● Source passage
Can you get credit while you are in active Chapter 13 bankruptcy?
In most cases you are prohibited from entering into new credit contracts while you are working down your old debts with a Chapter 13 bankruptcy. Yet, as with most rules, there are exceptions.
Before I explain how you might be able to open new accounts, let's go over the purpose of the Chapter 13 process. I'm quite sure it will help illuminate why borrowing more money, whether in the form of a loan or credit card, is frowned upon while you're using a Chapter 13.
Surely the reason you're using this form of legal protection is because you were having a hard time managing your debts. Maybe you couldn't meet your credit card payments and your creditors were threatening to sue you. Or maybe they had already taken legal action, prompting wage garnishment or some other post-judgment collection action.
Perhaps you had tax debt, a tardy student or vehicle loan, or a defaulted mortgage. All these you could have included in a Chapter 13 bankruptcy, thus gaining the benefit of fixed, affordable payments, and suspended penalties and finance fees — as well as the ability to stay in your home or keep your car. If you included unsecured accounts, you may even walk away from some of those obligations at the end of the three-to-five year restructuring period.
To qualify for such a bankruptcy, you have to earn enough to make the one satisfactory payment every month until it's over. Trustees are appointed to receive that cash from you and then distribute it to the creditors in the right percentage and order. That's where it gets sticky. You see, their job is not to get you the best deal, but to make sure those you owe get the most out of you.

● Exercise requirements
• 1. From the Chapter 13 bankruptcy passage, extract the text between "In most cases" and "there are exceptions.", inclusive.
• 2. In the Chapter 13 bankruptcy passage, list every type of debt named in the sentence that begins "Perhaps you had."
• 3. Answer these questions using the Chapter 13 bankruptcy passage:
(a) According to the passage, how long does the restructuring period last?
(b) Who is appointed to receive the monthly payment and distribute it to creditors?
(c) Which two forms of borrowing does the passage say are frowned upon during a Chapter 13?

● Record set
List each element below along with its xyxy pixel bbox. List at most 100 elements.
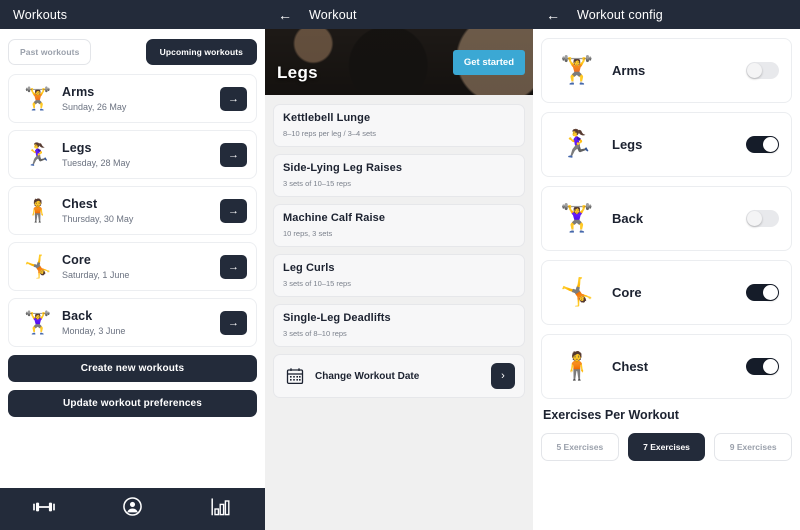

* * *

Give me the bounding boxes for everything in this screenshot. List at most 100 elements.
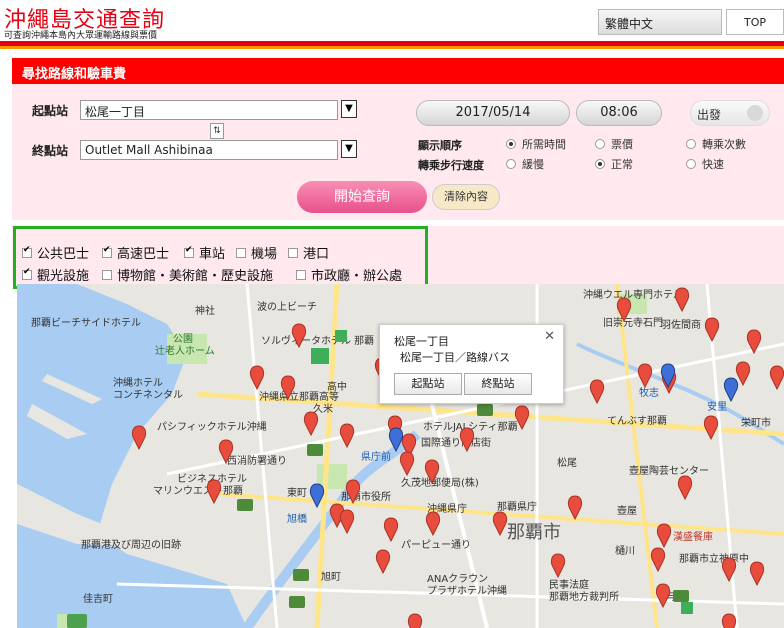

● Answers in order
• 1.
In most cases you are prohibited from entering into new credit contracts while you are working down your old debts with a Chapter 13 bankruptcy. Yet, as with most rules, there are exceptions.

• 2.
Tax debt
Student loan
Vehicle loan
Mortgage

• 3.
(a) Three to five years.
(b) Trustees.
(c) A loan or a credit card.